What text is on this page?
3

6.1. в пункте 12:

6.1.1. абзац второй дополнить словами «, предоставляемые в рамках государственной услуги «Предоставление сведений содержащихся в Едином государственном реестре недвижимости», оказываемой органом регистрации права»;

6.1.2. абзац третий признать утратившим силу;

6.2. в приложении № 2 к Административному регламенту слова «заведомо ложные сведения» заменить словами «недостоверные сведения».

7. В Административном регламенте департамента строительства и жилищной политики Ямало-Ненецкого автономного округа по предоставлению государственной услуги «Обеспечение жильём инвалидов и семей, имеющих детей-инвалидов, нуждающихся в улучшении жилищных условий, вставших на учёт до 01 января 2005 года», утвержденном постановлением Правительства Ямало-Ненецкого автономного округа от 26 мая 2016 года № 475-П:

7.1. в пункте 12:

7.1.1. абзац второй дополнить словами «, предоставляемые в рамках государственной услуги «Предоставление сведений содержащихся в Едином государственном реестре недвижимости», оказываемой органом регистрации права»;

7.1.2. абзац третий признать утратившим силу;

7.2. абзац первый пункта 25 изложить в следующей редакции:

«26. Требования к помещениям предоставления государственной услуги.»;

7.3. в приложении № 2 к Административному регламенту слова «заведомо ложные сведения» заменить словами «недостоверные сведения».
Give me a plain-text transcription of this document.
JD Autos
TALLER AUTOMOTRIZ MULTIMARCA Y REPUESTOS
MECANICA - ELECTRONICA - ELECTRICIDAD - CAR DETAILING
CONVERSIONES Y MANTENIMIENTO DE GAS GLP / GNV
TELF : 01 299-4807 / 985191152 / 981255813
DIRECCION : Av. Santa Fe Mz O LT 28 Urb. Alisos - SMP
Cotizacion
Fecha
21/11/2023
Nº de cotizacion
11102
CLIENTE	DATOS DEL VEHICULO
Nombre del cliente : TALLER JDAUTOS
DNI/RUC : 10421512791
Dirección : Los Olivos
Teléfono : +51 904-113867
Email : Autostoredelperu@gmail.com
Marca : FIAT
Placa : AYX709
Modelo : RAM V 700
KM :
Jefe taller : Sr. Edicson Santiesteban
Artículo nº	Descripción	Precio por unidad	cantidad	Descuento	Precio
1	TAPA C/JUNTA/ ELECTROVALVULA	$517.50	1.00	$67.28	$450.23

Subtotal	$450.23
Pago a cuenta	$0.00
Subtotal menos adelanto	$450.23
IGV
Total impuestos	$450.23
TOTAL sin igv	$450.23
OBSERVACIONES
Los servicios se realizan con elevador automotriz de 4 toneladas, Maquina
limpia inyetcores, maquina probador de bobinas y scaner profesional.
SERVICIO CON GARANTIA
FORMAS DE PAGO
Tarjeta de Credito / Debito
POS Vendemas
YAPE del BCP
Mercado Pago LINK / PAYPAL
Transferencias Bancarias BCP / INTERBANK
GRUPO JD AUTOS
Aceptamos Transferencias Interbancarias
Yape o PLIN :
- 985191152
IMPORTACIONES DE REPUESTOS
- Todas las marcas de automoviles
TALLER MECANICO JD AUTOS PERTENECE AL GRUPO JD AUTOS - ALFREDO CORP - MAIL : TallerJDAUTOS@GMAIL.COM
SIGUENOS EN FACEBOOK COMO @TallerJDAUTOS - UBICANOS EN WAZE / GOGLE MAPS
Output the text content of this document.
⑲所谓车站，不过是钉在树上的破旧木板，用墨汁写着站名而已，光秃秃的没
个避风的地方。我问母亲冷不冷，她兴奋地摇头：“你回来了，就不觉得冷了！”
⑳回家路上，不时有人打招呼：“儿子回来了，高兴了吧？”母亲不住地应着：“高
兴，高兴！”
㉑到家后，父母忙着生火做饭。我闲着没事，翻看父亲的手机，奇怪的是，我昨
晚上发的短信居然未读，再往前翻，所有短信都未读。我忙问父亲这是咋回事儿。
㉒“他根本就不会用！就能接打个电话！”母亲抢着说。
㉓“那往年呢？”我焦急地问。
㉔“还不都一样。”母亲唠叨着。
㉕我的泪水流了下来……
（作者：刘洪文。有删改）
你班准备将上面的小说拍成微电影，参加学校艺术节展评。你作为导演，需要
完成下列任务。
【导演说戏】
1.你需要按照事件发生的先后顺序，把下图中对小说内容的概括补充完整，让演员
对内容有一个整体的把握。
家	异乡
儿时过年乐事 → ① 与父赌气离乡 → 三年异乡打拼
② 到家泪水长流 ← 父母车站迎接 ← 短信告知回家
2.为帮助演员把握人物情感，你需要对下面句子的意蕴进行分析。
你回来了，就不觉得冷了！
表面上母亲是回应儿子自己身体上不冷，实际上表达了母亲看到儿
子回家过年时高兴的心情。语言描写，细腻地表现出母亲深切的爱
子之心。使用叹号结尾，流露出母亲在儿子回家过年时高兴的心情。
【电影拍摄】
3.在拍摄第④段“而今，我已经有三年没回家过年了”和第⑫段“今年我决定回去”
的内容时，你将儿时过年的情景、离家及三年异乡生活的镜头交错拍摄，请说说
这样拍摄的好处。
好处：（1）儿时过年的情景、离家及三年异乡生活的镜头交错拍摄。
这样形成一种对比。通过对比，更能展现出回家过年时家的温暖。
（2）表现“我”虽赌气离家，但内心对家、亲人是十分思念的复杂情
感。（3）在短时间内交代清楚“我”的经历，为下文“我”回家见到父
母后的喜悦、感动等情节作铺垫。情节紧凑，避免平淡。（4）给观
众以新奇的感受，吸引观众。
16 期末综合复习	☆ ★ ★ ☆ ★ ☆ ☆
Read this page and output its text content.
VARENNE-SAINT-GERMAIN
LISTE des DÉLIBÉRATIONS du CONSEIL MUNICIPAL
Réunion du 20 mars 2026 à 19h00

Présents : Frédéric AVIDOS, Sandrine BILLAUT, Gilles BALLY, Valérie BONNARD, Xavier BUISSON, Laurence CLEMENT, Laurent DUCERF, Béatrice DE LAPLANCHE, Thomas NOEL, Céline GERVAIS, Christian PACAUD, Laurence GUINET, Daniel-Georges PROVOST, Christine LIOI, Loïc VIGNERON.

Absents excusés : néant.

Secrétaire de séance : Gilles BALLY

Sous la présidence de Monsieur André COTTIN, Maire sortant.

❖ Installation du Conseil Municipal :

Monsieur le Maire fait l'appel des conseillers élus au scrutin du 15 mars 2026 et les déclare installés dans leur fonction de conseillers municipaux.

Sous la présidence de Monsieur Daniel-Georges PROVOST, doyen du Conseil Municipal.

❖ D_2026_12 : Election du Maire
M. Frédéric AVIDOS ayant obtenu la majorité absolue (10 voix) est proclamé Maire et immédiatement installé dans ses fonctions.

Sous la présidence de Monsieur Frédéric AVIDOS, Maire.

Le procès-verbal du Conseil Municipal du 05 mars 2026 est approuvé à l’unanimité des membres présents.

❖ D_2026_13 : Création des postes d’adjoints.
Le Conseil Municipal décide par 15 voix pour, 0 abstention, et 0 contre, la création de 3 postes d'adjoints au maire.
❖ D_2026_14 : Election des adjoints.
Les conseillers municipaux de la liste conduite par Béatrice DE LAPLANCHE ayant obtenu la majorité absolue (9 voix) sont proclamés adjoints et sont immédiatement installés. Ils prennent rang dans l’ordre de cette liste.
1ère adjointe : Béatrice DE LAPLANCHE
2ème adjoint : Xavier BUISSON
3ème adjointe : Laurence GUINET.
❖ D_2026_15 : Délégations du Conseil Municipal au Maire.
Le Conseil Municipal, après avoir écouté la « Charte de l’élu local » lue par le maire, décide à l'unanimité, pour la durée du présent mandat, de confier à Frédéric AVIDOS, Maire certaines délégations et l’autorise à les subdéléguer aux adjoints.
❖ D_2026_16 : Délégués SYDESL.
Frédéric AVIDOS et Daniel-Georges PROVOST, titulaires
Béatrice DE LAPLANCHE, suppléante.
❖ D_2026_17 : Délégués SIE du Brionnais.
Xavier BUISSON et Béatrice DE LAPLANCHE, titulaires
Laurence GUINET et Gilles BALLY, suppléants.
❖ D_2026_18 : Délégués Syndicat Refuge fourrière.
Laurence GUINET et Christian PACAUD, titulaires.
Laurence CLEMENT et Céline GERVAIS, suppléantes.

+++++

Written exercise: Pick out the lines containing the string "conseillers" and show them.

Answer to the task:
Monsieur le Maire fait l'appel des conseillers élus au scrutin du 15 mars 2026 et les déclare installés dans leur fonction de conseillers municipaux.
Les conseillers municipaux de la liste conduite par Béatrice DE LAPLANCHE ayant obtenu la majorité absolue (9 voix) sont proclamés adjoints et sont immédiatement installés. Ils prennent rang dans l’ordre de cette liste.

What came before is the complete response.